— Task goal —
Each line containing the word "елементів" must be reported.

— Listed entries —
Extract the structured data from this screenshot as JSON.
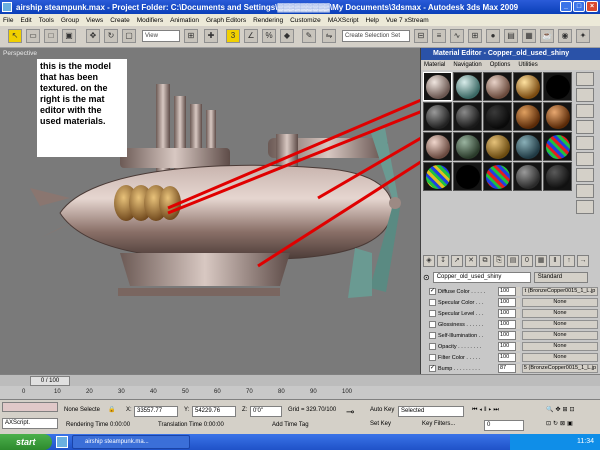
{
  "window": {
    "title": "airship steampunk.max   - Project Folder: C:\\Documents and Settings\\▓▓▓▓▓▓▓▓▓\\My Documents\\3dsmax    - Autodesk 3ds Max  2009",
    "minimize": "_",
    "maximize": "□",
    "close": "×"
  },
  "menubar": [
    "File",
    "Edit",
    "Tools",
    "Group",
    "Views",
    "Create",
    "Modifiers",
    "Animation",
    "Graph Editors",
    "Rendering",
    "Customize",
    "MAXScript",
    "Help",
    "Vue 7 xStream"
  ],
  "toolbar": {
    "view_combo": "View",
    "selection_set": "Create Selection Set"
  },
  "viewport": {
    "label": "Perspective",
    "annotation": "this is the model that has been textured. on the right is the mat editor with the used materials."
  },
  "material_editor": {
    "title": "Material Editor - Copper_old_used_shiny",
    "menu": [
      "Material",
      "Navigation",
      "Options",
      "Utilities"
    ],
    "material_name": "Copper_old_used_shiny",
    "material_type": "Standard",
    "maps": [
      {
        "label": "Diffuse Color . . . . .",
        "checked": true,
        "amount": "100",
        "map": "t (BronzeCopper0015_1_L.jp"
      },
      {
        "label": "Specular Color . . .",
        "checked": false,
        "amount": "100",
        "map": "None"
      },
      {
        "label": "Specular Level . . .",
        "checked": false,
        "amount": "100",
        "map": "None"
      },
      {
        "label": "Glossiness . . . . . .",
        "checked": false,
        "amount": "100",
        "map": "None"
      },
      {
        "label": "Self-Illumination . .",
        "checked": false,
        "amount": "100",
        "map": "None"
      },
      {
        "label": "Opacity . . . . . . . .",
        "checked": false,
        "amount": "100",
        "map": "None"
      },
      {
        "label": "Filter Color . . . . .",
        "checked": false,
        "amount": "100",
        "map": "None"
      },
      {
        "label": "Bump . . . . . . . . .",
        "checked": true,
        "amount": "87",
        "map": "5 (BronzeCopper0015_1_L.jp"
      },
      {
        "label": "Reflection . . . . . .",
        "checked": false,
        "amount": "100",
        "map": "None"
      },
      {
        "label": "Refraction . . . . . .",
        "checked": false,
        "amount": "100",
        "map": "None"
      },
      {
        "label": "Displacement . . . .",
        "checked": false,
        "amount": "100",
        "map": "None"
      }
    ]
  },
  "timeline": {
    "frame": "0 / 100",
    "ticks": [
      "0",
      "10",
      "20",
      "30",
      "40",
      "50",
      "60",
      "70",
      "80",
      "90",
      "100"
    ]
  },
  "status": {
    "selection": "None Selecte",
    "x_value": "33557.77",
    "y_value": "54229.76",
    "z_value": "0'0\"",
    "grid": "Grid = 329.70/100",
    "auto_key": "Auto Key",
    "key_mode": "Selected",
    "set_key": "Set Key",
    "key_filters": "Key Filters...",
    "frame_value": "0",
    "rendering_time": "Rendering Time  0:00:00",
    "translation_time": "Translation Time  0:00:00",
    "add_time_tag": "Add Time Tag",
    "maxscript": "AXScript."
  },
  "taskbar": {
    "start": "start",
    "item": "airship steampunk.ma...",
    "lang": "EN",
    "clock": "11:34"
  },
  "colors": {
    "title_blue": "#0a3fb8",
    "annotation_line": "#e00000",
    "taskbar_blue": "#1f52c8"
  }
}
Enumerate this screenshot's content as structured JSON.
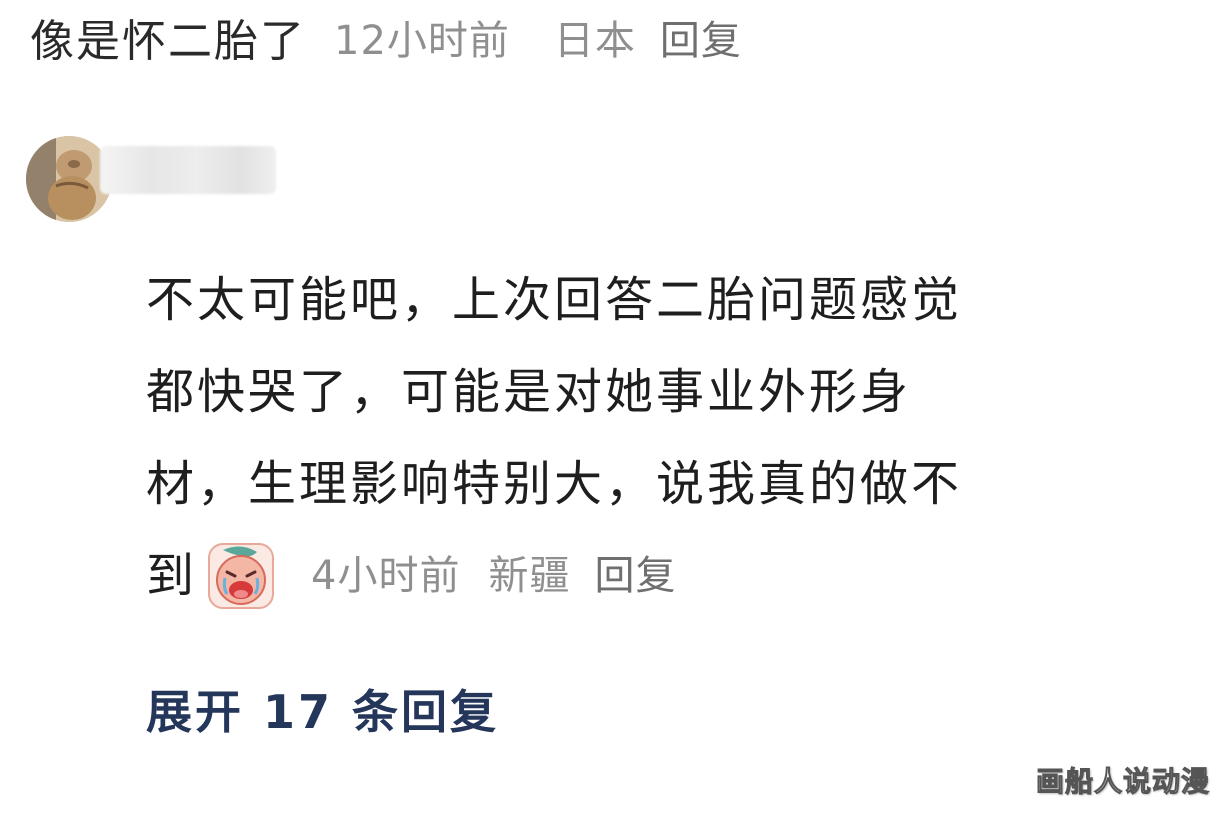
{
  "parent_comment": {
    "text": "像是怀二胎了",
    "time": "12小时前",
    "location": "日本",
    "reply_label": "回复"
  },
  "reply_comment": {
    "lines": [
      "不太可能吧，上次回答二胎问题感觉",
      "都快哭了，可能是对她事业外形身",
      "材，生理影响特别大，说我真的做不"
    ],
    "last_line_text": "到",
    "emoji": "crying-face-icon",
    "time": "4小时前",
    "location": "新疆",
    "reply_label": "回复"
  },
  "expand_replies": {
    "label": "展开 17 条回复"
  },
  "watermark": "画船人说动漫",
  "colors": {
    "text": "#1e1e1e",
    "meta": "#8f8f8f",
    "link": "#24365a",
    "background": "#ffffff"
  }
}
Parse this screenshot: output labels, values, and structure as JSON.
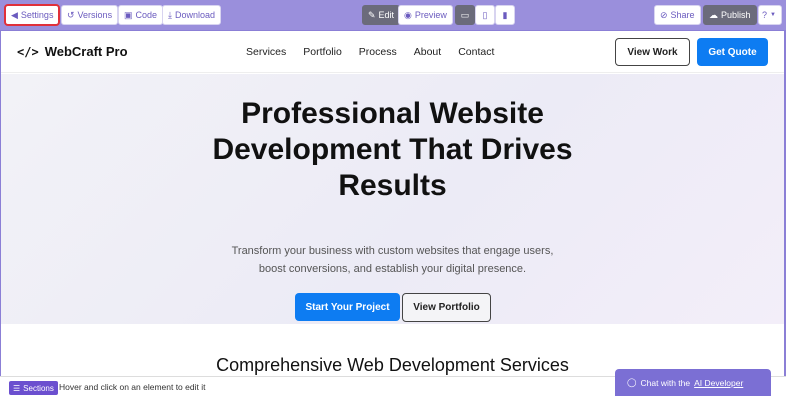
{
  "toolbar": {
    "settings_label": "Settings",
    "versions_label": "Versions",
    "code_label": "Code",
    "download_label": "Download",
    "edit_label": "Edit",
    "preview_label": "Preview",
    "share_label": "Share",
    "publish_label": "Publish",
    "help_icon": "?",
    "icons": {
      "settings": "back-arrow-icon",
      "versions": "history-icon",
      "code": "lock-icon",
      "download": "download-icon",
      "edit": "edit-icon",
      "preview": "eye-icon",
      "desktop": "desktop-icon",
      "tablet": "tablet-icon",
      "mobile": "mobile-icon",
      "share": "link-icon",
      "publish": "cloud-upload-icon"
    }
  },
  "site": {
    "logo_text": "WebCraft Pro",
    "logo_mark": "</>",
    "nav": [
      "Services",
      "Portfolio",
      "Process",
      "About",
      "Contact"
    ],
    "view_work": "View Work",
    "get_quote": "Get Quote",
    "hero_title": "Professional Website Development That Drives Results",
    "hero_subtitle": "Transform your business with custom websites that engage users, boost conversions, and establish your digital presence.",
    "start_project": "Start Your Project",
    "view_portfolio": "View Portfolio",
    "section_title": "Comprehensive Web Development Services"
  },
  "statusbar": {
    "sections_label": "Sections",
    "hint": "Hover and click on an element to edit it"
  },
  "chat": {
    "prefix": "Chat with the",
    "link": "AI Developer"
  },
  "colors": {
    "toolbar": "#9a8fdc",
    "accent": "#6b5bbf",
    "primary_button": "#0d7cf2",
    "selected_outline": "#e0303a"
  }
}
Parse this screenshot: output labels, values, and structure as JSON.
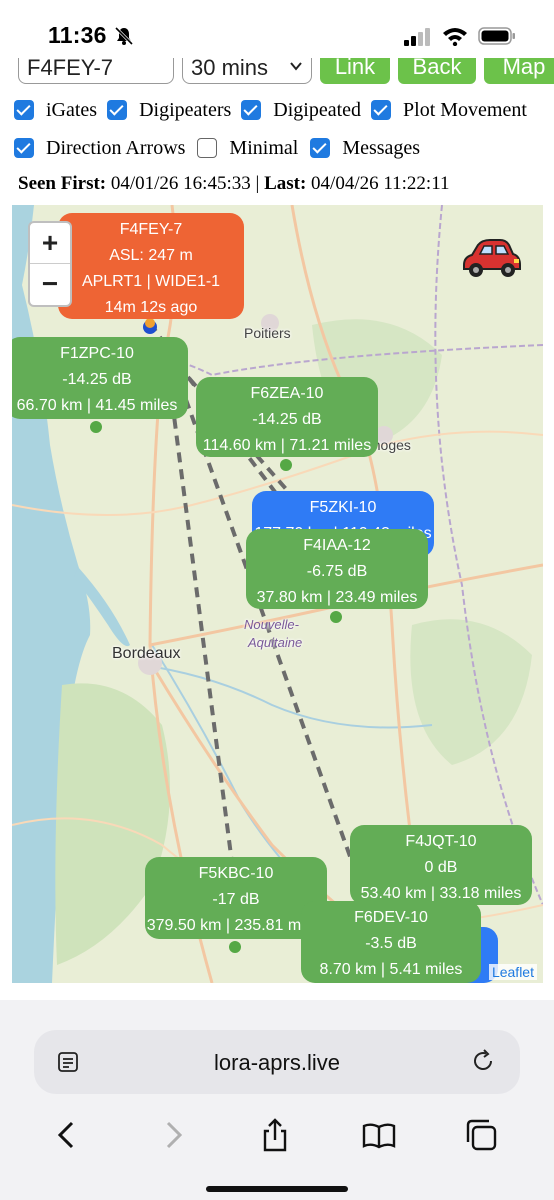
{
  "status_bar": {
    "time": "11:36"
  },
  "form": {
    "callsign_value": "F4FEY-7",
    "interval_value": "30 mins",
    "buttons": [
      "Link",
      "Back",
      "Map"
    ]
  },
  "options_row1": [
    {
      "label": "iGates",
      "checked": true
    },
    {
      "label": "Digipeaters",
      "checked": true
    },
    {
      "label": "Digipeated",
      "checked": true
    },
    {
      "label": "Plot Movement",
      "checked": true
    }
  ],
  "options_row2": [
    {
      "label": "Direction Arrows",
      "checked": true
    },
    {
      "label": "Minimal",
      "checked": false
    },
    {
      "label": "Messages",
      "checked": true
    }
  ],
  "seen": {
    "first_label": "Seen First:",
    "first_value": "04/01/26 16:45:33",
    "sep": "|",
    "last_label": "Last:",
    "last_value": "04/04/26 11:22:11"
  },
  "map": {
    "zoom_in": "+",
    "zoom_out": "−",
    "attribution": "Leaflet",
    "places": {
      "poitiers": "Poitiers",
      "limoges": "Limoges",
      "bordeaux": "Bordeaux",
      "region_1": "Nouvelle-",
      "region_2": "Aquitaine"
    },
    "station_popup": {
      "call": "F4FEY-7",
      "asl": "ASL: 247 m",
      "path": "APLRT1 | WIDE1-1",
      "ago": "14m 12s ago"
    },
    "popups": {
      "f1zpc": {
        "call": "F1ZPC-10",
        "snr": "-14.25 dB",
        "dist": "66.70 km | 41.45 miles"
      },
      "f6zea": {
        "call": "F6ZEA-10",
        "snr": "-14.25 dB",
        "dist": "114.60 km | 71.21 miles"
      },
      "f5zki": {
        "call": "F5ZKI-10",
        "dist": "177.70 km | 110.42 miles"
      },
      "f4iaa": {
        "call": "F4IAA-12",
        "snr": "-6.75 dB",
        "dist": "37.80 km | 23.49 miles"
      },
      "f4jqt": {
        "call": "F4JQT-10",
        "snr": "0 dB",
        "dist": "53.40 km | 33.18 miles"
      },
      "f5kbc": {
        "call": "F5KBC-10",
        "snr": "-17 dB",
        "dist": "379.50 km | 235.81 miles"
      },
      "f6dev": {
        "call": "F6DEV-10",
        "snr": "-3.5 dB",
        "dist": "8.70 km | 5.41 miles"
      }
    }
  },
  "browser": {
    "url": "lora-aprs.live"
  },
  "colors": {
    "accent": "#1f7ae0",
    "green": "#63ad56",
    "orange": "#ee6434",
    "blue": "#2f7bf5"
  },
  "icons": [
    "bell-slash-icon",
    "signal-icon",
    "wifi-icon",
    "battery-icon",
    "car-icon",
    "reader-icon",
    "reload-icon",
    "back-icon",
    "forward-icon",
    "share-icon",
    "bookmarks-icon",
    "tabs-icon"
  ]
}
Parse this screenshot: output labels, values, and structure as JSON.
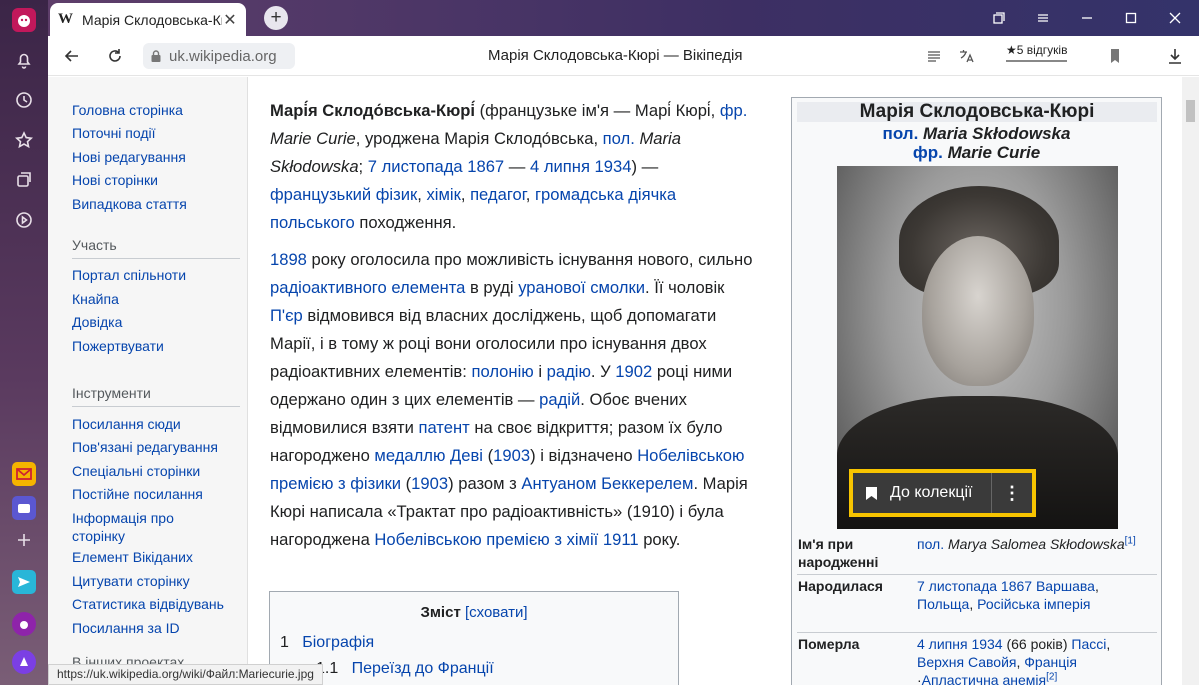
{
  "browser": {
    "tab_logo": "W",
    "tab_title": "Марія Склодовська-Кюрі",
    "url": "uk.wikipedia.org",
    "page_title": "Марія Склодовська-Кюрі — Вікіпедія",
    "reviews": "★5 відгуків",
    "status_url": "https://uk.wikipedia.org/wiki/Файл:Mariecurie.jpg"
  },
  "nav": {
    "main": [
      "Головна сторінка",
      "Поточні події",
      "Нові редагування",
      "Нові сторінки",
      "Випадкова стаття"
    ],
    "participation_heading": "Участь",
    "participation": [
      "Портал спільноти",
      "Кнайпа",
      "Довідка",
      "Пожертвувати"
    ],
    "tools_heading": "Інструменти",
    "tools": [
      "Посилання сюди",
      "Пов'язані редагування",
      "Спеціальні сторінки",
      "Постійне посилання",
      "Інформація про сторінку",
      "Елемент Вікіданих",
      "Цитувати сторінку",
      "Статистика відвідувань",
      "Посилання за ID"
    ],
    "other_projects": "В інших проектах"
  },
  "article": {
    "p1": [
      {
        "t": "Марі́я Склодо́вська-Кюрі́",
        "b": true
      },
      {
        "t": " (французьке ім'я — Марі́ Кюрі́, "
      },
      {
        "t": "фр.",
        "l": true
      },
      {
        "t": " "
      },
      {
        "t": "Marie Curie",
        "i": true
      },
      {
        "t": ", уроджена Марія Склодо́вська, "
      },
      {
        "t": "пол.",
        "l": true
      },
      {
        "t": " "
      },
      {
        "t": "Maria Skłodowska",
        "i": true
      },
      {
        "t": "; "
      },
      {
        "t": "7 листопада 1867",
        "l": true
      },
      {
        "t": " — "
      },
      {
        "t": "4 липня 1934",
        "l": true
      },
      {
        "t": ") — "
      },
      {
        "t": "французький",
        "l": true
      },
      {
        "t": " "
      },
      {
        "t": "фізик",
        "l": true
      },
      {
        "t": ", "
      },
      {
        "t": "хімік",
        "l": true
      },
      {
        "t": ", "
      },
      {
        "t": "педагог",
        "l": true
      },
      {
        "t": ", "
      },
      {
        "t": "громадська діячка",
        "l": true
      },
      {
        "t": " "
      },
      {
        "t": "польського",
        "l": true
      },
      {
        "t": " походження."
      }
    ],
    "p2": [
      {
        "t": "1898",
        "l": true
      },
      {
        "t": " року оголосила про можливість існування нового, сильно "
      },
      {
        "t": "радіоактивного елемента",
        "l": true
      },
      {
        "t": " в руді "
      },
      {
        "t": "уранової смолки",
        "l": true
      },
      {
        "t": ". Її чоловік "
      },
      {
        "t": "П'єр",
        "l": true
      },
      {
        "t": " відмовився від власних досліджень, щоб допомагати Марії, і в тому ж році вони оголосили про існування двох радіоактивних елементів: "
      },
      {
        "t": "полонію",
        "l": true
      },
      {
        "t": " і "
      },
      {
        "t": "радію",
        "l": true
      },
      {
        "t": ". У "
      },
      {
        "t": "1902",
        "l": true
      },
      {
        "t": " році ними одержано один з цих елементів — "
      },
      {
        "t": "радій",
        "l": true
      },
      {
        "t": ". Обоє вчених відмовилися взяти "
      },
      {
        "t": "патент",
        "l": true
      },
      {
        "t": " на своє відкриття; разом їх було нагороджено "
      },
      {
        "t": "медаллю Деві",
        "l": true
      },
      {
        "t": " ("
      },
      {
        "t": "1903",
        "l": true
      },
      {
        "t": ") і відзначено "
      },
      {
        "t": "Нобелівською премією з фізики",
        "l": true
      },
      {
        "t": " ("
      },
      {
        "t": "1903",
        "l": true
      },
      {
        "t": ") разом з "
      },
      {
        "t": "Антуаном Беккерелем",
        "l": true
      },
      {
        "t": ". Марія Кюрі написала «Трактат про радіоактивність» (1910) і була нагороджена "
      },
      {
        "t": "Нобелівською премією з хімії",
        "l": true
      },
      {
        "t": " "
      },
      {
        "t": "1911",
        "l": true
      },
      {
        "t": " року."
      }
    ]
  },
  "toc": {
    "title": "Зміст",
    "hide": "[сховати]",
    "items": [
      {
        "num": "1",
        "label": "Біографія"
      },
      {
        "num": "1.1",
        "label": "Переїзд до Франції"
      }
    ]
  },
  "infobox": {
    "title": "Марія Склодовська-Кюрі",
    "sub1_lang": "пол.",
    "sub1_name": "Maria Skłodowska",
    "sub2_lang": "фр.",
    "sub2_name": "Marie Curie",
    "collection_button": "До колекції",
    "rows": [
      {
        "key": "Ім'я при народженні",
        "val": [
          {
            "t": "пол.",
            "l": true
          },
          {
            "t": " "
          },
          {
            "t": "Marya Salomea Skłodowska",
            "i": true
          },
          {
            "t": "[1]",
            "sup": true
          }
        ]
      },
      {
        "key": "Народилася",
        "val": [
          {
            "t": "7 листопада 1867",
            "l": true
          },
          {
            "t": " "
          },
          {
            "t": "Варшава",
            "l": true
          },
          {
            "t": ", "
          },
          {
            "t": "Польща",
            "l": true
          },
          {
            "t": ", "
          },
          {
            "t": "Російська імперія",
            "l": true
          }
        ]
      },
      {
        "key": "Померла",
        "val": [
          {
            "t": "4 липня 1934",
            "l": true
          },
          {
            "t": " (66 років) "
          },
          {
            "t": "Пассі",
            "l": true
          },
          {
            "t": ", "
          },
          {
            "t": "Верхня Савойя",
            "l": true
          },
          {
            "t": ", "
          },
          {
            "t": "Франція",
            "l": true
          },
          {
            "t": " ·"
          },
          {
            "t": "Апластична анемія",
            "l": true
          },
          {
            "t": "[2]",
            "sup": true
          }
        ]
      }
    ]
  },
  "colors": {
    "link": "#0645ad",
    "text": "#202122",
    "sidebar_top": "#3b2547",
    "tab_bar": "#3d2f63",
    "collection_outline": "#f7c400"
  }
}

— Task solution —
        "t": " відмовився від власних досліджень, щоб допомагати Марії, і в тому ж році вони оголосили про існування двох радіоактивних елементів: "
        "t": " році ними одержано один з цих елементів — "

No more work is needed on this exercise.